§ PROMPT: Print every record below exactly as written.

START RECORDS SHOWN

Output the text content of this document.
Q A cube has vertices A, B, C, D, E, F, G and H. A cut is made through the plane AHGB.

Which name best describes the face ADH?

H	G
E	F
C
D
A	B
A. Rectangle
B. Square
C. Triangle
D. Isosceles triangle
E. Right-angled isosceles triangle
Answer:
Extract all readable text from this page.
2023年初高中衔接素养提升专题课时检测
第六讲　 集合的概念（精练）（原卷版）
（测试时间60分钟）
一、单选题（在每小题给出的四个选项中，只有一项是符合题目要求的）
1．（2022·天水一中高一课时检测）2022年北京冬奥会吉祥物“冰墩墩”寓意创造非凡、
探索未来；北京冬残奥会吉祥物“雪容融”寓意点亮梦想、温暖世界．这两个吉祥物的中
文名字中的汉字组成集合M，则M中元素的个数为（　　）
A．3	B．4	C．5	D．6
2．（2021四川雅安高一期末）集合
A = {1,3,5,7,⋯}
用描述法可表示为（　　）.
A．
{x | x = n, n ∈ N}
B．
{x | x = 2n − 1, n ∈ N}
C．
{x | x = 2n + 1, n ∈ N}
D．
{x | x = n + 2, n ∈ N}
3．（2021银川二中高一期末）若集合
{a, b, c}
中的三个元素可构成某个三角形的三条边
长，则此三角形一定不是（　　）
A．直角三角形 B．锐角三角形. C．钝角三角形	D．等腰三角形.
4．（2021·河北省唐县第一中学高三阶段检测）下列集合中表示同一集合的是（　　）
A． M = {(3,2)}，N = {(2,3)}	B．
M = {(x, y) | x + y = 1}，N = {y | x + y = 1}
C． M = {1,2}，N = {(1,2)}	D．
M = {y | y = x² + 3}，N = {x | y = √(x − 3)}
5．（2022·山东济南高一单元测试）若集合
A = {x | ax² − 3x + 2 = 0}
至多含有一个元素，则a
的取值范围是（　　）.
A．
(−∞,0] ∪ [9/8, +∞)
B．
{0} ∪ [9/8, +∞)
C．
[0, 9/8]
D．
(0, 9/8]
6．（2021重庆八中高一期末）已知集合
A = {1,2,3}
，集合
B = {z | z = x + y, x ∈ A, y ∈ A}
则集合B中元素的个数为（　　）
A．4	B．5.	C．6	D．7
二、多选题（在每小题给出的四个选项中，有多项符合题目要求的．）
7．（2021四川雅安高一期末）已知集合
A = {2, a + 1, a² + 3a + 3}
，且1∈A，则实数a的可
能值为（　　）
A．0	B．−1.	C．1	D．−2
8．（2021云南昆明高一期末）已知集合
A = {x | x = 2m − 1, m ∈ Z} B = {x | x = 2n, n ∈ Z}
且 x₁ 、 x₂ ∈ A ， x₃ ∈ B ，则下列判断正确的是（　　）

END RECORDS SHOWN

§ SOLUTION:
Output the text content of this document.
Q A cube has vertices A, B, C, D, E, F, G and H. A cut is made through the plane AHGB.

Which name best describes the face ADH?

H	G
E	F
C
D
A	B
A. Rectangle
B. Square
C. Triangle
D. Isosceles triangle
E. Right-angled isosceles triangle
Answer:
Extract all readable text from this page.
2023年初高中衔接素养提升专题课时检测
第六讲　 集合的概念（精练）（原卷版）
（测试时间60分钟）
一、单选题（在每小题给出的四个选项中，只有一项是符合题目要求的）
1．（2022·天水一中高一课时检测）2022年北京冬奥会吉祥物“冰墩墩”寓意创造非凡、
探索未来；北京冬残奥会吉祥物“雪容融”寓意点亮梦想、温暖世界．这两个吉祥物的中
文名字中的汉字组成集合M，则M中元素的个数为（　　）
A．3	B．4	C．5	D．6
2．（2021四川雅安高一期末）集合
A = {1,3,5,7,⋯}
用描述法可表示为（　　）.
A．
{x | x = n, n ∈ N}
B．
{x | x = 2n − 1, n ∈ N}
C．
{x | x = 2n + 1, n ∈ N}
D．
{x | x = n + 2, n ∈ N}
3．（2021银川二中高一期末）若集合
{a, b, c}
中的三个元素可构成某个三角形的三条边
长，则此三角形一定不是（　　）
A．直角三角形 B．锐角三角形. C．钝角三角形	D．等腰三角形.
4．（2021·河北省唐县第一中学高三阶段检测）下列集合中表示同一集合的是（　　）
A． M = {(3,2)}，N = {(2,3)}	B．
M = {(x, y) | x + y = 1}，N = {y | x + y = 1}
C． M = {1,2}，N = {(1,2)}	D．
M = {y | y = x² + 3}，N = {x | y = √(x − 3)}
5．（2022·山东济南高一单元测试）若集合
A = {x | ax² − 3x + 2 = 0}
至多含有一个元素，则a
的取值范围是（　　）.
A．
(−∞,0] ∪ [9/8, +∞)
B．
{0} ∪ [9/8, +∞)
C．
[0, 9/8]
D．
(0, 9/8]
6．（2021重庆八中高一期末）已知集合
A = {1,2,3}
，集合
B = {z | z = x + y, x ∈ A, y ∈ A}
则集合B中元素的个数为（　　）
A．4	B．5.	C．6	D．7
二、多选题（在每小题给出的四个选项中，有多项符合题目要求的．）
7．（2021四川雅安高一期末）已知集合
A = {2, a + 1, a² + 3a + 3}
，且1∈A，则实数a的可
能值为（　　）
A．0	B．−1.	C．1	D．−2
8．（2021云南昆明高一期末）已知集合
A = {x | x = 2m − 1, m ∈ Z} B = {x | x = 2n, n ∈ Z}
且 x₁ 、 x₂ ∈ A ， x₃ ∈ B ，则下列判断正确的是（　　）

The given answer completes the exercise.